=== SUPPLIED DATA ===
- - - - -

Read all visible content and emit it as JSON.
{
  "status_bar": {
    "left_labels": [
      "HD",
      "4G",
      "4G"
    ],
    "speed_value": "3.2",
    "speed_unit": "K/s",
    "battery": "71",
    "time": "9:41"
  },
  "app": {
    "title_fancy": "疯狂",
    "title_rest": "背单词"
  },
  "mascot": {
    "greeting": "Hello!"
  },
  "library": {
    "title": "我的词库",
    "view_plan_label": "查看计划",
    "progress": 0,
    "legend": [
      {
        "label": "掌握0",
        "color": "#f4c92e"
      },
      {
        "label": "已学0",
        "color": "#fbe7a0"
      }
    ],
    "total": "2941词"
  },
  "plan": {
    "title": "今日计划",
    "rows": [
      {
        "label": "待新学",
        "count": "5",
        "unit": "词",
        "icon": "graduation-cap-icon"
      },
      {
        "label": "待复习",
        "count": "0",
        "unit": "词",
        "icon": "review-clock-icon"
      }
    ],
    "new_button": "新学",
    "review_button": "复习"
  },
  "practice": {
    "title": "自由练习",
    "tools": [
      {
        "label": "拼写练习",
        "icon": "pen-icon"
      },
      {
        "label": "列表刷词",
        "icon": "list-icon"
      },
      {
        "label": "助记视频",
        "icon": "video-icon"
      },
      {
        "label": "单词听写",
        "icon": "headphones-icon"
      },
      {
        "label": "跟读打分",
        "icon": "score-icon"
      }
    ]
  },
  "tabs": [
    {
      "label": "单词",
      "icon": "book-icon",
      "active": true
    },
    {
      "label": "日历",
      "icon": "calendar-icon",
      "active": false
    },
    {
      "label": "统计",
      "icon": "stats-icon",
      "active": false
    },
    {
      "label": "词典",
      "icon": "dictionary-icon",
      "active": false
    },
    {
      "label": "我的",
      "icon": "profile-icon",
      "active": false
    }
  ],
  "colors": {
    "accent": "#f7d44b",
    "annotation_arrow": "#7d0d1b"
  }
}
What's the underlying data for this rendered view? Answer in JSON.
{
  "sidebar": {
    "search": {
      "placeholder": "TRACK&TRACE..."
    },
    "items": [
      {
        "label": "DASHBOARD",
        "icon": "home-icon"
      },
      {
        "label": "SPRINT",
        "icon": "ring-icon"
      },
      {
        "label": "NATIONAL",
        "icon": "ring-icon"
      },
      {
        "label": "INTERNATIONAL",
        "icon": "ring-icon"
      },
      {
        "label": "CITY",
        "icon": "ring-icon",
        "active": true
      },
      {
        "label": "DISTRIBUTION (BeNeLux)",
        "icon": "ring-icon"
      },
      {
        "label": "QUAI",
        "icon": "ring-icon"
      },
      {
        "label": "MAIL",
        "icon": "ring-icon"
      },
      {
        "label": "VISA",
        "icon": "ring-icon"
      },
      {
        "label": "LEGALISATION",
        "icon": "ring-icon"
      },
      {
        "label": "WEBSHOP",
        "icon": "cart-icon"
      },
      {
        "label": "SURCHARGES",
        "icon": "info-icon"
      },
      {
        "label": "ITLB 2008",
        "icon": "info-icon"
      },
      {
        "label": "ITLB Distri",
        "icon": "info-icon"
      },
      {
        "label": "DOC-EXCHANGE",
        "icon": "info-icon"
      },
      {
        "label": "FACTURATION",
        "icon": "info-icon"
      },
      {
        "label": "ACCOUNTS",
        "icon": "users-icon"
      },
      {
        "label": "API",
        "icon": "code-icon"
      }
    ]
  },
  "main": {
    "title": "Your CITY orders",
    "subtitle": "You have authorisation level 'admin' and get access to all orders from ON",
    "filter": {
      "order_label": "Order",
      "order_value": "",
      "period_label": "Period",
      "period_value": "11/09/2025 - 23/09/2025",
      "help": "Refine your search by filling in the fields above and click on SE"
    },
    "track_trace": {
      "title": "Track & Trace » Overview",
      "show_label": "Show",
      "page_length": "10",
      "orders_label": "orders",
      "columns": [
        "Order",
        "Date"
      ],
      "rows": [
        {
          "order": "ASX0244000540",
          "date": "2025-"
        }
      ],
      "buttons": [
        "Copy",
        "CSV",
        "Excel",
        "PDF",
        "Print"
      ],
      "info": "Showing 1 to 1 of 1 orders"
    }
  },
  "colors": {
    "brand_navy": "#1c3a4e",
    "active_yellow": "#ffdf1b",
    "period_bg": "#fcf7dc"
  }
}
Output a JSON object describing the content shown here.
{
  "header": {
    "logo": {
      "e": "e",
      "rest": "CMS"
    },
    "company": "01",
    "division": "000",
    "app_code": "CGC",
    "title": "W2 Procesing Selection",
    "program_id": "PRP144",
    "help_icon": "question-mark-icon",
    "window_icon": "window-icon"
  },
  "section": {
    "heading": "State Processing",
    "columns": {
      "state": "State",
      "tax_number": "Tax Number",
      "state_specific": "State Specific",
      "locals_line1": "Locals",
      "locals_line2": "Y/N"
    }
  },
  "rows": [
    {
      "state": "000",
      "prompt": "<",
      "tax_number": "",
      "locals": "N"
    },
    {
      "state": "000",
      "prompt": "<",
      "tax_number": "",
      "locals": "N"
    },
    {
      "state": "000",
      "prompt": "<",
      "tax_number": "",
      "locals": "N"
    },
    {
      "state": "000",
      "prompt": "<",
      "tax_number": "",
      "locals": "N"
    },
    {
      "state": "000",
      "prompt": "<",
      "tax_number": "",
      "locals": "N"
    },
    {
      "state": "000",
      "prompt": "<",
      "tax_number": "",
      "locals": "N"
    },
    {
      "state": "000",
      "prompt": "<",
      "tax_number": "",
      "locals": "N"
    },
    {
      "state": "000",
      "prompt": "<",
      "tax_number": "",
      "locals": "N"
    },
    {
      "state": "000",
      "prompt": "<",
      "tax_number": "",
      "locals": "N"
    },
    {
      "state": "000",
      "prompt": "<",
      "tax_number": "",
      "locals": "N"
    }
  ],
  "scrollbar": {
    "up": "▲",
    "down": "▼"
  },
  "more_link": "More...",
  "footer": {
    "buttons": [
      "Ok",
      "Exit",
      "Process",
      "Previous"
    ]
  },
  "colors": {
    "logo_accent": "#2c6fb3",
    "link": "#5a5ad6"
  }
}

- - - - -

All entries must be repeated verbatim.

=== WORKED SOLUTION ===
Read all visible content and emit it as JSON.
{
  "status_bar": {
    "left_labels": [
      "HD",
      "4G",
      "4G"
    ],
    "speed_value": "3.2",
    "speed_unit": "K/s",
    "battery": "71",
    "time": "9:41"
  },
  "app": {
    "title_fancy": "疯狂",
    "title_rest": "背单词"
  },
  "mascot": {
    "greeting": "Hello!"
  },
  "library": {
    "title": "我的词库",
    "view_plan_label": "查看计划",
    "progress": 0,
    "legend": [
      {
        "label": "掌握0",
        "color": "#f4c92e"
      },
      {
        "label": "已学0",
        "color": "#fbe7a0"
      }
    ],
    "total": "2941词"
  },
  "plan": {
    "title": "今日计划",
    "rows": [
      {
        "label": "待新学",
        "count": "5",
        "unit": "词",
        "icon": "graduation-cap-icon"
      },
      {
        "label": "待复习",
        "count": "0",
        "unit": "词",
        "icon": "review-clock-icon"
      }
    ],
    "new_button": "新学",
    "review_button": "复习"
  },
  "practice": {
    "title": "自由练习",
    "tools": [
      {
        "label": "拼写练习",
        "icon": "pen-icon"
      },
      {
        "label": "列表刷词",
        "icon": "list-icon"
      },
      {
        "label": "助记视频",
        "icon": "video-icon"
      },
      {
        "label": "单词听写",
        "icon": "headphones-icon"
      },
      {
        "label": "跟读打分",
        "icon": "score-icon"
      }
    ]
  },
  "tabs": [
    {
      "label": "单词",
      "icon": "book-icon",
      "active": true
    },
    {
      "label": "日历",
      "icon": "calendar-icon",
      "active": false
    },
    {
      "label": "统计",
      "icon": "stats-icon",
      "active": false
    },
    {
      "label": "词典",
      "icon": "dictionary-icon",
      "active": false
    },
    {
      "label": "我的",
      "icon": "profile-icon",
      "active": false
    }
  ],
  "colors": {
    "accent": "#f7d44b",
    "annotation_arrow": "#7d0d1b"
  }
}
What's the underlying data for this rendered view? Answer in JSON.
{
  "sidebar": {
    "search": {
      "placeholder": "TRACK&TRACE..."
    },
    "items": [
      {
        "label": "DASHBOARD",
        "icon": "home-icon"
      },
      {
        "label": "SPRINT",
        "icon": "ring-icon"
      },
      {
        "label": "NATIONAL",
        "icon": "ring-icon"
      },
      {
        "label": "INTERNATIONAL",
        "icon": "ring-icon"
      },
      {
        "label": "CITY",
        "icon": "ring-icon",
        "active": true
      },
      {
        "label": "DISTRIBUTION (BeNeLux)",
        "icon": "ring-icon"
      },
      {
        "label": "QUAI",
        "icon": "ring-icon"
      },
      {
        "label": "MAIL",
        "icon": "ring-icon"
      },
      {
        "label": "VISA",
        "icon": "ring-icon"
      },
      {
        "label": "LEGALISATION",
        "icon": "ring-icon"
      },
      {
        "label": "WEBSHOP",
        "icon": "cart-icon"
      },
      {
        "label": "SURCHARGES",
        "icon": "info-icon"
      },
      {
        "label": "ITLB 2008",
        "icon": "info-icon"
      },
      {
        "label": "ITLB Distri",
        "icon": "info-icon"
      },
      {
        "label": "DOC-EXCHANGE",
        "icon": "info-icon"
      },
      {
        "label": "FACTURATION",
        "icon": "info-icon"
      },
      {
        "label": "ACCOUNTS",
        "icon": "users-icon"
      },
      {
        "label": "API",
        "icon": "code-icon"
      }
    ]
  },
  "main": {
    "title": "Your CITY orders",
    "subtitle": "You have authorisation level 'admin' and get access to all orders from ON",
    "filter": {
      "order_label": "Order",
      "order_value": "",
      "period_label": "Period",
      "period_value": "11/09/2025 - 23/09/2025",
      "help": "Refine your search by filling in the fields above and click on SE"
    },
    "track_trace": {
      "title": "Track & Trace » Overview",
      "show_label": "Show",
      "page_length": "10",
      "orders_label": "orders",
      "columns": [
        "Order",
        "Date"
      ],
      "rows": [
        {
          "order": "ASX0244000540",
          "date": "2025-"
        }
      ],
      "buttons": [
        "Copy",
        "CSV",
        "Excel",
        "PDF",
        "Print"
      ],
      "info": "Showing 1 to 1 of 1 orders"
    }
  },
  "colors": {
    "brand_navy": "#1c3a4e",
    "active_yellow": "#ffdf1b",
    "period_bg": "#fcf7dc"
  }
}
Output a JSON object describing the content shown here.
{
  "header": {
    "logo": {
      "e": "e",
      "rest": "CMS"
    },
    "company": "01",
    "division": "000",
    "app_code": "CGC",
    "title": "W2 Procesing Selection",
    "program_id": "PRP144",
    "help_icon": "question-mark-icon",
    "window_icon": "window-icon"
  },
  "section": {
    "heading": "State Processing",
    "columns": {
      "state": "State",
      "tax_number": "Tax Number",
      "state_specific": "State Specific",
      "locals_line1": "Locals",
      "locals_line2": "Y/N"
    }
  },
  "rows": [
    {
      "state": "000",
      "prompt": "<",
      "tax_number": "",
      "locals": "N"
    },
    {
      "state": "000",
      "prompt": "<",
      "tax_number": "",
      "locals": "N"
    },
    {
      "state": "000",
      "prompt": "<",
      "tax_number": "",
      "locals": "N"
    },
    {
      "state": "000",
      "prompt": "<",
      "tax_number": "",
      "locals": "N"
    },
    {
      "state": "000",
      "prompt": "<",
      "tax_number": "",
      "locals": "N"
    },
    {
      "state": "000",
      "prompt": "<",
      "tax_number": "",
      "locals": "N"
    },
    {
      "state": "000",
      "prompt": "<",
      "tax_number": "",
      "locals": "N"
    },
    {
      "state": "000",
      "prompt": "<",
      "tax_number": "",
      "locals": "N"
    },
    {
      "state": "000",
      "prompt": "<",
      "tax_number": "",
      "locals": "N"
    },
    {
      "state": "000",
      "prompt": "<",
      "tax_number": "",
      "locals": "N"
    }
  ],
  "scrollbar": {
    "up": "▲",
    "down": "▼"
  },
  "more_link": "More...",
  "footer": {
    "buttons": [
      "Ok",
      "Exit",
      "Process",
      "Previous"
    ]
  },
  "colors": {
    "logo_accent": "#2c6fb3",
    "link": "#5a5ad6"
  }
}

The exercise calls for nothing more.